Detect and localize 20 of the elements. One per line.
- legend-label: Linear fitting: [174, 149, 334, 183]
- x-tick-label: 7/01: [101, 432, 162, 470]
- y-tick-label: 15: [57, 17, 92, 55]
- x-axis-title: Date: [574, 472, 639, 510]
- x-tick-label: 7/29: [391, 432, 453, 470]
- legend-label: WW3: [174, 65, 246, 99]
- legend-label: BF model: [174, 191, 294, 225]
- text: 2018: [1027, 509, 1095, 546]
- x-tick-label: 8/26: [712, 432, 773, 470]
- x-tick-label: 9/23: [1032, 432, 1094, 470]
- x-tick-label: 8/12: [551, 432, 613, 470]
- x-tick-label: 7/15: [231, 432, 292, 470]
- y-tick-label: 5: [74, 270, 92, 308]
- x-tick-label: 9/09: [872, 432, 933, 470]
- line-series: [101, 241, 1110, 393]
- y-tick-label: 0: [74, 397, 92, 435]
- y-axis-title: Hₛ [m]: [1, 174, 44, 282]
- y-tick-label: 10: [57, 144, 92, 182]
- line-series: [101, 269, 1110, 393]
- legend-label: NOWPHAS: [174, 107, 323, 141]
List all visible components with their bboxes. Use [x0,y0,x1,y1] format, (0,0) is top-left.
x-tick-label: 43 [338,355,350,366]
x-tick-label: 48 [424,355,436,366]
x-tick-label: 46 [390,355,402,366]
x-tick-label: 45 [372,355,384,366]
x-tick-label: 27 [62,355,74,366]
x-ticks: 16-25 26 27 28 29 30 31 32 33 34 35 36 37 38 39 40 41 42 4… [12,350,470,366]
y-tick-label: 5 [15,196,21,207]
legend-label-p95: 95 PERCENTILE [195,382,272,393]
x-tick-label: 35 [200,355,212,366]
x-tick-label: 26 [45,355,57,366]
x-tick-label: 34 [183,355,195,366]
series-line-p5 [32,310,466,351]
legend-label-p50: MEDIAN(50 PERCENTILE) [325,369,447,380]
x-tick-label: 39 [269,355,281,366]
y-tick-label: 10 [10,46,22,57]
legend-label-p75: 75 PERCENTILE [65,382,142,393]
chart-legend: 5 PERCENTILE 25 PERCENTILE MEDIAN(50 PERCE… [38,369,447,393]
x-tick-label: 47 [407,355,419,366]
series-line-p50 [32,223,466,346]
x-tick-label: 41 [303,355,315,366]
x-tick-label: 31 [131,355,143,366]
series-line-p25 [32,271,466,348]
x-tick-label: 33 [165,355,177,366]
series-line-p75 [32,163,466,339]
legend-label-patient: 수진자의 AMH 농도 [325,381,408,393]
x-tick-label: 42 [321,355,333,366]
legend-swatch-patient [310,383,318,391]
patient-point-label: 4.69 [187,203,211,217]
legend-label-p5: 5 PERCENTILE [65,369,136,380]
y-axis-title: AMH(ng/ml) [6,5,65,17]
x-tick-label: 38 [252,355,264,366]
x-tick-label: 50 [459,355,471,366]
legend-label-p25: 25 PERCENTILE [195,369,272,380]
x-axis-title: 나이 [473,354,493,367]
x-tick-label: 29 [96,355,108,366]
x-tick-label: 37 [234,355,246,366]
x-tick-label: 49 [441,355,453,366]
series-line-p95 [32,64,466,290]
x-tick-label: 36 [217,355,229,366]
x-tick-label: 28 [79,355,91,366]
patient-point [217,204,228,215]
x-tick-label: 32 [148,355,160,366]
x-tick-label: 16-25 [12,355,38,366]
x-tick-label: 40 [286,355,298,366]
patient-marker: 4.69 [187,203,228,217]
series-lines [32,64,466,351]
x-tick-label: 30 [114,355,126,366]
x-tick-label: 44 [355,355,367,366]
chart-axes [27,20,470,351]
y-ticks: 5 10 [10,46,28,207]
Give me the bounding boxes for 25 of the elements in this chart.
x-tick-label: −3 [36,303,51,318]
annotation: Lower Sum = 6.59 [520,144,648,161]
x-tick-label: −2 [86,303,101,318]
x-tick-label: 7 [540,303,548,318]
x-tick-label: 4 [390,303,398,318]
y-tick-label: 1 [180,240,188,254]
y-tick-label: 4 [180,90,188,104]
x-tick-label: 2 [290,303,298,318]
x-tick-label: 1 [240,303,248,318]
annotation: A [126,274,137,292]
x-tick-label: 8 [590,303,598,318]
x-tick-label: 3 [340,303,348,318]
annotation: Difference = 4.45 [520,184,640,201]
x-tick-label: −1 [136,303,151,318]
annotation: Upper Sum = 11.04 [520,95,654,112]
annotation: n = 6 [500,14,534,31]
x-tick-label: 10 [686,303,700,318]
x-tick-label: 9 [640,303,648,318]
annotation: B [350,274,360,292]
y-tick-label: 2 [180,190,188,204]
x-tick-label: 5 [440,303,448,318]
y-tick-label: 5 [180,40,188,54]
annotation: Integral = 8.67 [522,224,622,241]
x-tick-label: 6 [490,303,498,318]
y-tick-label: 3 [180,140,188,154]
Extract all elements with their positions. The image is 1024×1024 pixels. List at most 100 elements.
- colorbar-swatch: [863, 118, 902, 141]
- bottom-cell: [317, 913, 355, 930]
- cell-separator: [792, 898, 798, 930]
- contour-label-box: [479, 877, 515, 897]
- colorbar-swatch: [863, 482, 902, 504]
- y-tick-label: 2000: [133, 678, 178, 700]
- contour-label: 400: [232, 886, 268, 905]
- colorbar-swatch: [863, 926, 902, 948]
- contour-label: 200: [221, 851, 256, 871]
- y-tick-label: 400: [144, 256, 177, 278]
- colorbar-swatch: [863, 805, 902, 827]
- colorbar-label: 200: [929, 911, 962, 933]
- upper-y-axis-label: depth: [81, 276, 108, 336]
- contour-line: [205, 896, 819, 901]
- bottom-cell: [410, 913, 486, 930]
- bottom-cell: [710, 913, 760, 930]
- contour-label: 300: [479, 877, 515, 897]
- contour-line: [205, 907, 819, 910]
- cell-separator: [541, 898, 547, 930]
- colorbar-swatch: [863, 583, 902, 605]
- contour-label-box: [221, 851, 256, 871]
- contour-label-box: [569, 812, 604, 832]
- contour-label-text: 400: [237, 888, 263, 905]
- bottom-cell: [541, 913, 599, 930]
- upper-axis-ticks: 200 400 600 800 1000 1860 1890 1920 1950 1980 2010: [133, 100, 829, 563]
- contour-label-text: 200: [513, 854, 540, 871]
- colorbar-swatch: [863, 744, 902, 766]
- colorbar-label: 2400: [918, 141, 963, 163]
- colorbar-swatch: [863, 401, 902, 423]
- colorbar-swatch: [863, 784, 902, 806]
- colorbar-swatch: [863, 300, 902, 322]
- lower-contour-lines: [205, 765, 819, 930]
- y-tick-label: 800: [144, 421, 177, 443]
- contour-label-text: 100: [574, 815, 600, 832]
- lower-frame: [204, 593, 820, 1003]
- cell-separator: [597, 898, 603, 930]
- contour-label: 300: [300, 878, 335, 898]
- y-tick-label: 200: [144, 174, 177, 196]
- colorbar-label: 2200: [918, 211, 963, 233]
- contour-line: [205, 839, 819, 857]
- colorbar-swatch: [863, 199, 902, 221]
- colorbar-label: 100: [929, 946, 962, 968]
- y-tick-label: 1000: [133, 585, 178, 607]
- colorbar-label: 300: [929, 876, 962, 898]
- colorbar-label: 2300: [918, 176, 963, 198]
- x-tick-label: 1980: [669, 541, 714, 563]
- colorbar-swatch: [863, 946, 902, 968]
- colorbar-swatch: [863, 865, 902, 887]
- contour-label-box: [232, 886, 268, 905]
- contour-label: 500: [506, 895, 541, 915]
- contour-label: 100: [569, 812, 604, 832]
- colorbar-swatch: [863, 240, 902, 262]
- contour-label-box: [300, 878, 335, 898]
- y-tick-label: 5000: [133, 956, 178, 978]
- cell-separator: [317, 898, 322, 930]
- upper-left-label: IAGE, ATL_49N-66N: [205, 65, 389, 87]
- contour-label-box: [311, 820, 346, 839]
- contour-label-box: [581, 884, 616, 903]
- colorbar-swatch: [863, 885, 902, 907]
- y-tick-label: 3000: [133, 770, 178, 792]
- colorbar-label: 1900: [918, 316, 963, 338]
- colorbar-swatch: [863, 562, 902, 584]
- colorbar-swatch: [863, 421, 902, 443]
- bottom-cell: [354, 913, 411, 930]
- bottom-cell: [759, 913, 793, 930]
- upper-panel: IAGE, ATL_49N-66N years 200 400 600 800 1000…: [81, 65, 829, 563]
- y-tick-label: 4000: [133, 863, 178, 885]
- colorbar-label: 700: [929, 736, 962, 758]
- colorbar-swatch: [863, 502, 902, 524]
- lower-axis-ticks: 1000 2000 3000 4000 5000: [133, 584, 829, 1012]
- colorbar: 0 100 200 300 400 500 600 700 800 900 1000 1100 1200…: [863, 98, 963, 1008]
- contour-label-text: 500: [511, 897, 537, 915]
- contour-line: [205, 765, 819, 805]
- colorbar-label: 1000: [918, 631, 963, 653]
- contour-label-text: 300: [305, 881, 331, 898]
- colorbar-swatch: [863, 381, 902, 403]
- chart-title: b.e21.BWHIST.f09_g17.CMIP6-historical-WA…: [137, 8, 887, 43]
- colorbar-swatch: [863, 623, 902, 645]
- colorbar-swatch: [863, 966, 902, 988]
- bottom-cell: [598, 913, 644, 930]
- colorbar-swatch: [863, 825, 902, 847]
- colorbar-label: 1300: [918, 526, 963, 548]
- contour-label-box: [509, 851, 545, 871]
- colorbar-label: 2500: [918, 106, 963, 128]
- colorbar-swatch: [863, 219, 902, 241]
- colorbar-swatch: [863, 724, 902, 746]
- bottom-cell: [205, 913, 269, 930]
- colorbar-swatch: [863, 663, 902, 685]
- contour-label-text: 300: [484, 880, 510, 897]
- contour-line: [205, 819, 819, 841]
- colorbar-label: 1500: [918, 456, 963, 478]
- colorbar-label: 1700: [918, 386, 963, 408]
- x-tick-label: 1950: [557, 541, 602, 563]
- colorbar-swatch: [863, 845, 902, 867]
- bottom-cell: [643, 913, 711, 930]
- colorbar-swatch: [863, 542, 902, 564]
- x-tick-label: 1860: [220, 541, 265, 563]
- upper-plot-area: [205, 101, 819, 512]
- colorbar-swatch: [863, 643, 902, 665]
◇ ◇ ◇
Copy the records word for word, from the first line through the line containing "x-tick-label: 27 [62,355,74,366]", including both of those lines.

Detect and localize 20 of the elements. One per line.
- legend-label: Linear fitting: [174, 149, 334, 183]
- x-tick-label: 7/01: [101, 432, 162, 470]
- y-tick-label: 15: [57, 17, 92, 55]
- x-axis-title: Date: [574, 472, 639, 510]
- x-tick-label: 7/29: [391, 432, 453, 470]
- legend-label: WW3: [174, 65, 246, 99]
- legend-label: BF model: [174, 191, 294, 225]
- text: 2018: [1027, 509, 1095, 546]
- x-tick-label: 8/26: [712, 432, 773, 470]
- x-tick-label: 9/23: [1032, 432, 1094, 470]
- x-tick-label: 8/12: [551, 432, 613, 470]
- x-tick-label: 7/15: [231, 432, 292, 470]
- y-tick-label: 5: [74, 270, 92, 308]
- x-tick-label: 9/09: [872, 432, 933, 470]
- line-series: [101, 241, 1110, 393]
- y-tick-label: 0: [74, 397, 92, 435]
- y-axis-title: Hₛ [m]: [1, 174, 44, 282]
- y-tick-label: 10: [57, 144, 92, 182]
- line-series: [101, 269, 1110, 393]
- legend-label: NOWPHAS: [174, 107, 323, 141]
List all visible components with their bboxes. Use [x0,y0,x1,y1] format, (0,0) is top-left.
x-tick-label: 43 [338,355,350,366]
x-tick-label: 48 [424,355,436,366]
x-tick-label: 46 [390,355,402,366]
x-tick-label: 45 [372,355,384,366]
x-tick-label: 27 [62,355,74,366]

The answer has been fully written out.